WHAT THE EXERCISE ASKS:
Could you write out every record below exactly, leaving out any pictures?

Start

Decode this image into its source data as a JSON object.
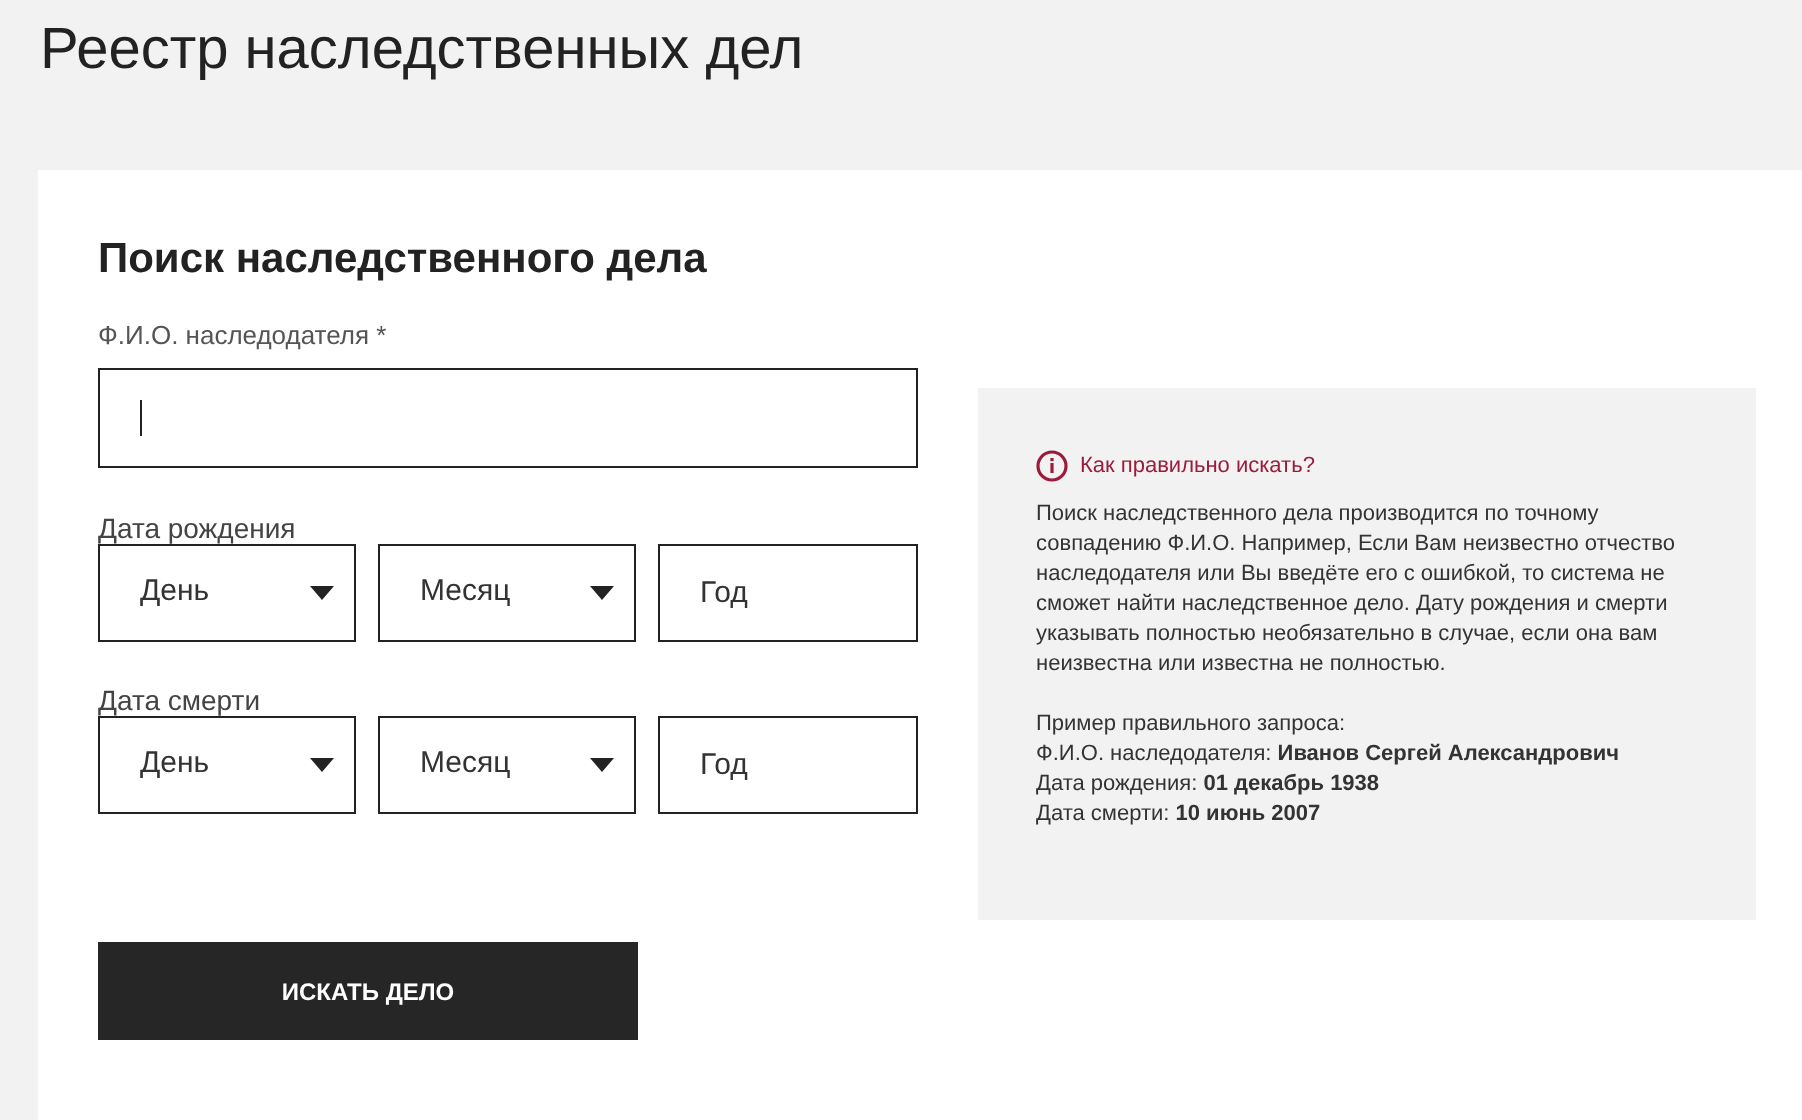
{
  "page_title": "Реестр наследственных дел",
  "form": {
    "title": "Поиск наследственного дела",
    "name_field": {
      "label": "Ф.И.О. наследодателя *",
      "focused": true
    },
    "date_groups": [
      {
        "label": "Дата рождения",
        "day": {
          "placeholder": "День"
        },
        "month": {
          "placeholder": "Месяц"
        },
        "year": {
          "placeholder": "Год"
        }
      },
      {
        "label": "Дата смерти",
        "day": {
          "placeholder": "День"
        },
        "month": {
          "placeholder": "Месяц"
        },
        "year": {
          "placeholder": "Год"
        }
      }
    ],
    "submit_button": "ИСКАТЬ ДЕЛО"
  },
  "help": {
    "title": "Как правильно искать?",
    "text": "Поиск наследственного дела производится по точному совпадению Ф.И.О. Например, Если Вам неизвестно отчество наследодателя или Вы введёте его с ошибкой, то система не сможет найти наследственное дело. Дату рождения и смерти указывать полностью необязательно в случае, если она вам неизвестна или известна не полностью.",
    "example_lines": [
      "Пример правильного запроса:",
      "Ф.И.О. наследодателя: **Иванов Сергей Александрович**",
      "Дата рождения: **01 декабрь 1938**",
      "Дата смерти: **10 июнь 2007**"
    ]
  }
}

End

OUTPUT FOR THIS EXERCISE:
Decode this image into its source data as a JSON object.
{
  "page_title": "Реестр наследственных дел",
  "form": {
    "title": "Поиск наследственного дела",
    "name_field": {
      "label": "Ф.И.О. наследодателя *",
      "focused": true
    },
    "date_groups": [
      {
        "label": "Дата рождения",
        "day": {
          "placeholder": "День"
        },
        "month": {
          "placeholder": "Месяц"
        },
        "year": {
          "placeholder": "Год"
        }
      },
      {
        "label": "Дата смерти",
        "day": {
          "placeholder": "День"
        },
        "month": {
          "placeholder": "Месяц"
        },
        "year": {
          "placeholder": "Год"
        }
      }
    ],
    "submit_button": "ИСКАТЬ ДЕЛО"
  },
  "help": {
    "title": "Как правильно искать?",
    "text": "Поиск наследственного дела производится по точному совпадению Ф.И.О. Например, Если Вам неизвестно отчество наследодателя или Вы введёте его с ошибкой, то система не сможет найти наследственное дело. Дату рождения и смерти указывать полностью необязательно в случае, если она вам неизвестна или известна не полностью.",
    "example_lines": [
      "Пример правильного запроса:",
      "Ф.И.О. наследодателя: **Иванов Сергей Александрович**",
      "Дата рождения: **01 декабрь 1938**",
      "Дата смерти: **10 июнь 2007**"
    ]
  }
}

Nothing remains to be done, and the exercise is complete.